What the task requires:
Produce a word-for-word copy of the listing below without its pictures.

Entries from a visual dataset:
_ _ _ _

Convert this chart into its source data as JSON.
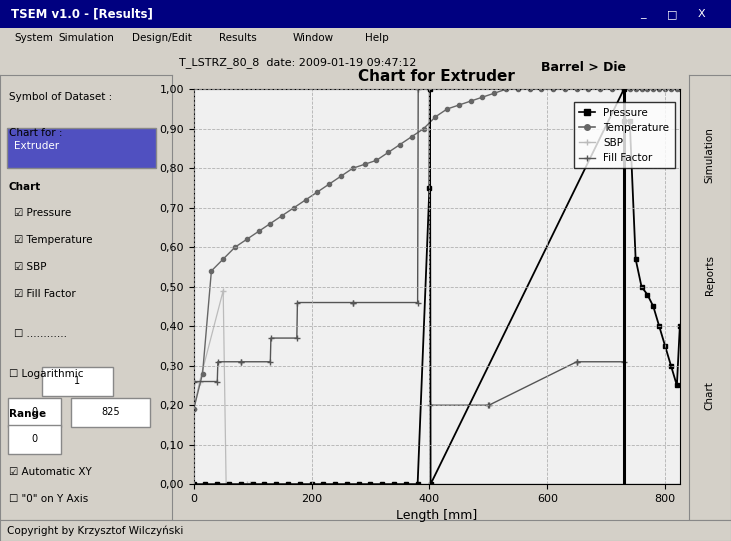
{
  "title": "Chart for Extruder",
  "subtitle": "T_LSTRZ_80_8  date: 2009-01-19 09:47:12",
  "xlabel": "Length [mm]",
  "barrel_die_label": "Barrel > Die",
  "barrel_line_x": 730,
  "xlim": [
    0,
    825
  ],
  "ylim": [
    0.0,
    1.0
  ],
  "yticks": [
    0.0,
    0.1,
    0.2,
    0.3,
    0.4,
    0.5,
    0.6,
    0.7,
    0.8,
    0.9,
    1.0
  ],
  "ytick_labels": [
    "0,00",
    "0,10",
    "0,20",
    "0,30",
    "0,40",
    "0,50",
    "0,60",
    "0,70",
    "0,80",
    "0,90",
    "1,00"
  ],
  "xticks": [
    0,
    200,
    400,
    600,
    800
  ],
  "bg_color": "#d4d0c8",
  "plot_bg_color": "#f0f0f0",
  "grid_color": "#aaaaaa",
  "pressure_color": "#000000",
  "temperature_color": "#666666",
  "sbp_color": "#bbbbbb",
  "fill_factor_color": "#555555",
  "pressure_x": [
    0,
    20,
    40,
    60,
    80,
    100,
    120,
    140,
    160,
    180,
    200,
    220,
    240,
    260,
    280,
    300,
    320,
    340,
    360,
    380,
    400,
    401,
    402,
    730,
    731,
    740,
    750,
    760,
    770,
    780,
    790,
    800,
    810,
    820,
    825
  ],
  "pressure_y": [
    0.0,
    0.0,
    0.0,
    0.0,
    0.0,
    0.0,
    0.0,
    0.0,
    0.0,
    0.0,
    0.0,
    0.0,
    0.0,
    0.0,
    0.0,
    0.0,
    0.0,
    0.0,
    0.0,
    0.0,
    0.75,
    1.0,
    0.0,
    1.0,
    0.92,
    0.92,
    0.57,
    0.5,
    0.48,
    0.45,
    0.4,
    0.35,
    0.3,
    0.25,
    0.4
  ],
  "temperature_x": [
    0,
    15,
    30,
    50,
    70,
    90,
    110,
    130,
    150,
    170,
    190,
    210,
    230,
    250,
    270,
    290,
    310,
    330,
    350,
    370,
    390,
    410,
    430,
    450,
    470,
    490,
    510,
    530,
    550,
    570,
    590,
    610,
    630,
    650,
    670,
    690,
    710,
    730,
    740,
    750,
    760,
    770,
    780,
    790,
    800,
    810,
    820,
    825
  ],
  "temperature_y": [
    0.19,
    0.28,
    0.54,
    0.57,
    0.6,
    0.62,
    0.64,
    0.66,
    0.68,
    0.7,
    0.72,
    0.74,
    0.76,
    0.78,
    0.8,
    0.81,
    0.82,
    0.84,
    0.86,
    0.88,
    0.9,
    0.93,
    0.95,
    0.96,
    0.97,
    0.98,
    0.99,
    1.0,
    1.0,
    1.0,
    1.0,
    1.0,
    1.0,
    1.0,
    1.0,
    1.0,
    1.0,
    1.0,
    1.0,
    1.0,
    1.0,
    1.0,
    1.0,
    1.0,
    1.0,
    1.0,
    1.0,
    1.0
  ],
  "sbp_x": [
    0,
    10,
    50,
    55,
    90,
    95,
    825
  ],
  "sbp_y": [
    0.19,
    0.26,
    0.49,
    0.0,
    0.0,
    0.0,
    0.0
  ],
  "fill_factor_x": [
    0,
    40,
    41,
    80,
    81,
    130,
    131,
    175,
    176,
    270,
    271,
    380,
    381,
    400,
    401,
    500,
    501,
    650,
    651,
    730
  ],
  "fill_factor_y": [
    0.26,
    0.26,
    0.31,
    0.31,
    0.31,
    0.31,
    0.37,
    0.37,
    0.46,
    0.46,
    0.46,
    0.46,
    1.0,
    1.0,
    0.2,
    0.2,
    0.2,
    0.31,
    0.31,
    0.31
  ],
  "legend_labels": [
    "Pressure",
    "Temperature",
    "SBP",
    "Fill Factor"
  ],
  "legend_markers": [
    "s",
    "o",
    "+",
    "+"
  ],
  "legend_colors": [
    "#000000",
    "#666666",
    "#bbbbbb",
    "#555555"
  ]
}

_ _ _ _

Completed exercise:
Convert this chart into its source data as JSON.
{
  "title": "Chart for Extruder",
  "subtitle": "T_LSTRZ_80_8  date: 2009-01-19 09:47:12",
  "xlabel": "Length [mm]",
  "barrel_die_label": "Barrel > Die",
  "barrel_line_x": 730,
  "xlim": [
    0,
    825
  ],
  "ylim": [
    0.0,
    1.0
  ],
  "yticks": [
    0.0,
    0.1,
    0.2,
    0.3,
    0.4,
    0.5,
    0.6,
    0.7,
    0.8,
    0.9,
    1.0
  ],
  "ytick_labels": [
    "0,00",
    "0,10",
    "0,20",
    "0,30",
    "0,40",
    "0,50",
    "0,60",
    "0,70",
    "0,80",
    "0,90",
    "1,00"
  ],
  "xticks": [
    0,
    200,
    400,
    600,
    800
  ],
  "bg_color": "#d4d0c8",
  "plot_bg_color": "#f0f0f0",
  "grid_color": "#aaaaaa",
  "pressure_color": "#000000",
  "temperature_color": "#666666",
  "sbp_color": "#bbbbbb",
  "fill_factor_color": "#555555",
  "pressure_x": [
    0,
    20,
    40,
    60,
    80,
    100,
    120,
    140,
    160,
    180,
    200,
    220,
    240,
    260,
    280,
    300,
    320,
    340,
    360,
    380,
    400,
    401,
    402,
    730,
    731,
    740,
    750,
    760,
    770,
    780,
    790,
    800,
    810,
    820,
    825
  ],
  "pressure_y": [
    0.0,
    0.0,
    0.0,
    0.0,
    0.0,
    0.0,
    0.0,
    0.0,
    0.0,
    0.0,
    0.0,
    0.0,
    0.0,
    0.0,
    0.0,
    0.0,
    0.0,
    0.0,
    0.0,
    0.0,
    0.75,
    1.0,
    0.0,
    1.0,
    0.92,
    0.92,
    0.57,
    0.5,
    0.48,
    0.45,
    0.4,
    0.35,
    0.3,
    0.25,
    0.4
  ],
  "temperature_x": [
    0,
    15,
    30,
    50,
    70,
    90,
    110,
    130,
    150,
    170,
    190,
    210,
    230,
    250,
    270,
    290,
    310,
    330,
    350,
    370,
    390,
    410,
    430,
    450,
    470,
    490,
    510,
    530,
    550,
    570,
    590,
    610,
    630,
    650,
    670,
    690,
    710,
    730,
    740,
    750,
    760,
    770,
    780,
    790,
    800,
    810,
    820,
    825
  ],
  "temperature_y": [
    0.19,
    0.28,
    0.54,
    0.57,
    0.6,
    0.62,
    0.64,
    0.66,
    0.68,
    0.7,
    0.72,
    0.74,
    0.76,
    0.78,
    0.8,
    0.81,
    0.82,
    0.84,
    0.86,
    0.88,
    0.9,
    0.93,
    0.95,
    0.96,
    0.97,
    0.98,
    0.99,
    1.0,
    1.0,
    1.0,
    1.0,
    1.0,
    1.0,
    1.0,
    1.0,
    1.0,
    1.0,
    1.0,
    1.0,
    1.0,
    1.0,
    1.0,
    1.0,
    1.0,
    1.0,
    1.0,
    1.0,
    1.0
  ],
  "sbp_x": [
    0,
    10,
    50,
    55,
    90,
    95,
    825
  ],
  "sbp_y": [
    0.19,
    0.26,
    0.49,
    0.0,
    0.0,
    0.0,
    0.0
  ],
  "fill_factor_x": [
    0,
    40,
    41,
    80,
    81,
    130,
    131,
    175,
    176,
    270,
    271,
    380,
    381,
    400,
    401,
    500,
    501,
    650,
    651,
    730
  ],
  "fill_factor_y": [
    0.26,
    0.26,
    0.31,
    0.31,
    0.31,
    0.31,
    0.37,
    0.37,
    0.46,
    0.46,
    0.46,
    0.46,
    1.0,
    1.0,
    0.2,
    0.2,
    0.2,
    0.31,
    0.31,
    0.31
  ],
  "legend_labels": [
    "Pressure",
    "Temperature",
    "SBP",
    "Fill Factor"
  ],
  "legend_markers": [
    "s",
    "o",
    "+",
    "+"
  ],
  "legend_colors": [
    "#000000",
    "#666666",
    "#bbbbbb",
    "#555555"
  ]
}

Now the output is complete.